■ **THE EXERCISE**
Entries follow. Set all of them down as they stand.

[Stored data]
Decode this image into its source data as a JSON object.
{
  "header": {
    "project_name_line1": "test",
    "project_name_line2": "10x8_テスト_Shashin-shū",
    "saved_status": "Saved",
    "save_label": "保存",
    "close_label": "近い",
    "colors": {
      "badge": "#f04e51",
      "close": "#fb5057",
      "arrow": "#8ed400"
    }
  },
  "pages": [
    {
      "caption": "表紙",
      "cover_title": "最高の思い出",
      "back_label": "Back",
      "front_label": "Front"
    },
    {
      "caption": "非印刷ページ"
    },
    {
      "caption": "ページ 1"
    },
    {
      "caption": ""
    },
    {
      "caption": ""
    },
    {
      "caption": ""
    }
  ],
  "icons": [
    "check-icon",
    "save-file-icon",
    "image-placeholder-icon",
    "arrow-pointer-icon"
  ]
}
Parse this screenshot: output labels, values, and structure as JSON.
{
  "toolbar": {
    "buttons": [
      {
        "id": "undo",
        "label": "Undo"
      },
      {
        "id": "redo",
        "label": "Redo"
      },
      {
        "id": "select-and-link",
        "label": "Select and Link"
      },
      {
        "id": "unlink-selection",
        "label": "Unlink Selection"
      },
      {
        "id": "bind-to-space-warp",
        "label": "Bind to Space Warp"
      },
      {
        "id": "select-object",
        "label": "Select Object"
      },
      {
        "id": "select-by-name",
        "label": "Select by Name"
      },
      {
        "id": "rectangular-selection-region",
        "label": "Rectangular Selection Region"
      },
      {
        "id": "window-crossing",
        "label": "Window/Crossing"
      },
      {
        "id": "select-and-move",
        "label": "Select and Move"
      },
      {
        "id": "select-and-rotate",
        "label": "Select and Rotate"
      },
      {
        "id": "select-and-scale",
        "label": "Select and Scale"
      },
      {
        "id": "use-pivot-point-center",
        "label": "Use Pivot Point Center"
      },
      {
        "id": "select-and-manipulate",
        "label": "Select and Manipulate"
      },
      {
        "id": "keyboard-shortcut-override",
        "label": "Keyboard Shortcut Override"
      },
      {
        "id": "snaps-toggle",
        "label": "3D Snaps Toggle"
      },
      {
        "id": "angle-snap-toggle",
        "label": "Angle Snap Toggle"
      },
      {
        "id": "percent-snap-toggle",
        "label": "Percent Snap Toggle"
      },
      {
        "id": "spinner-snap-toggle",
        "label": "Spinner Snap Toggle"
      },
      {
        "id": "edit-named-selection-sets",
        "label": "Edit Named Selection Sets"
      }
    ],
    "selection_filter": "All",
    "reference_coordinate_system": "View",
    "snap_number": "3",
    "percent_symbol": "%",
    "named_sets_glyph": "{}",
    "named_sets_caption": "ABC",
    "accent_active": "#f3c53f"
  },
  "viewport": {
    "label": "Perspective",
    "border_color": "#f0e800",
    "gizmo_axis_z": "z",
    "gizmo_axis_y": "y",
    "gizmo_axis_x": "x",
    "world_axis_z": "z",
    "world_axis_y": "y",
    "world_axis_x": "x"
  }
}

■ **RESPONSE**
Decode this image into its source data as a JSON object.
{
  "header": {
    "project_name_line1": "test",
    "project_name_line2": "10x8_テスト_Shashin-shū",
    "saved_status": "Saved",
    "save_label": "保存",
    "close_label": "近い",
    "colors": {
      "badge": "#f04e51",
      "close": "#fb5057",
      "arrow": "#8ed400"
    }
  },
  "pages": [
    {
      "caption": "表紙",
      "cover_title": "最高の思い出",
      "back_label": "Back",
      "front_label": "Front"
    },
    {
      "caption": "非印刷ページ"
    },
    {
      "caption": "ページ 1"
    },
    {
      "caption": ""
    },
    {
      "caption": ""
    },
    {
      "caption": ""
    }
  ],
  "icons": [
    "check-icon",
    "save-file-icon",
    "image-placeholder-icon",
    "arrow-pointer-icon"
  ]
}
Parse this screenshot: output labels, values, and structure as JSON.
{
  "toolbar": {
    "buttons": [
      {
        "id": "undo",
        "label": "Undo"
      },
      {
        "id": "redo",
        "label": "Redo"
      },
      {
        "id": "select-and-link",
        "label": "Select and Link"
      },
      {
        "id": "unlink-selection",
        "label": "Unlink Selection"
      },
      {
        "id": "bind-to-space-warp",
        "label": "Bind to Space Warp"
      },
      {
        "id": "select-object",
        "label": "Select Object"
      },
      {
        "id": "select-by-name",
        "label": "Select by Name"
      },
      {
        "id": "rectangular-selection-region",
        "label": "Rectangular Selection Region"
      },
      {
        "id": "window-crossing",
        "label": "Window/Crossing"
      },
      {
        "id": "select-and-move",
        "label": "Select and Move"
      },
      {
        "id": "select-and-rotate",
        "label": "Select and Rotate"
      },
      {
        "id": "select-and-scale",
        "label": "Select and Scale"
      },
      {
        "id": "use-pivot-point-center",
        "label": "Use Pivot Point Center"
      },
      {
        "id": "select-and-manipulate",
        "label": "Select and Manipulate"
      },
      {
        "id": "keyboard-shortcut-override",
        "label": "Keyboard Shortcut Override"
      },
      {
        "id": "snaps-toggle",
        "label": "3D Snaps Toggle"
      },
      {
        "id": "angle-snap-toggle",
        "label": "Angle Snap Toggle"
      },
      {
        "id": "percent-snap-toggle",
        "label": "Percent Snap Toggle"
      },
      {
        "id": "spinner-snap-toggle",
        "label": "Spinner Snap Toggle"
      },
      {
        "id": "edit-named-selection-sets",
        "label": "Edit Named Selection Sets"
      }
    ],
    "selection_filter": "All",
    "reference_coordinate_system": "View",
    "snap_number": "3",
    "percent_symbol": "%",
    "named_sets_glyph": "{}",
    "named_sets_caption": "ABC",
    "accent_active": "#f3c53f"
  },
  "viewport": {
    "label": "Perspective",
    "border_color": "#f0e800",
    "gizmo_axis_z": "z",
    "gizmo_axis_y": "y",
    "gizmo_axis_x": "x",
    "world_axis_z": "z",
    "world_axis_y": "y",
    "world_axis_x": "x"
  }
}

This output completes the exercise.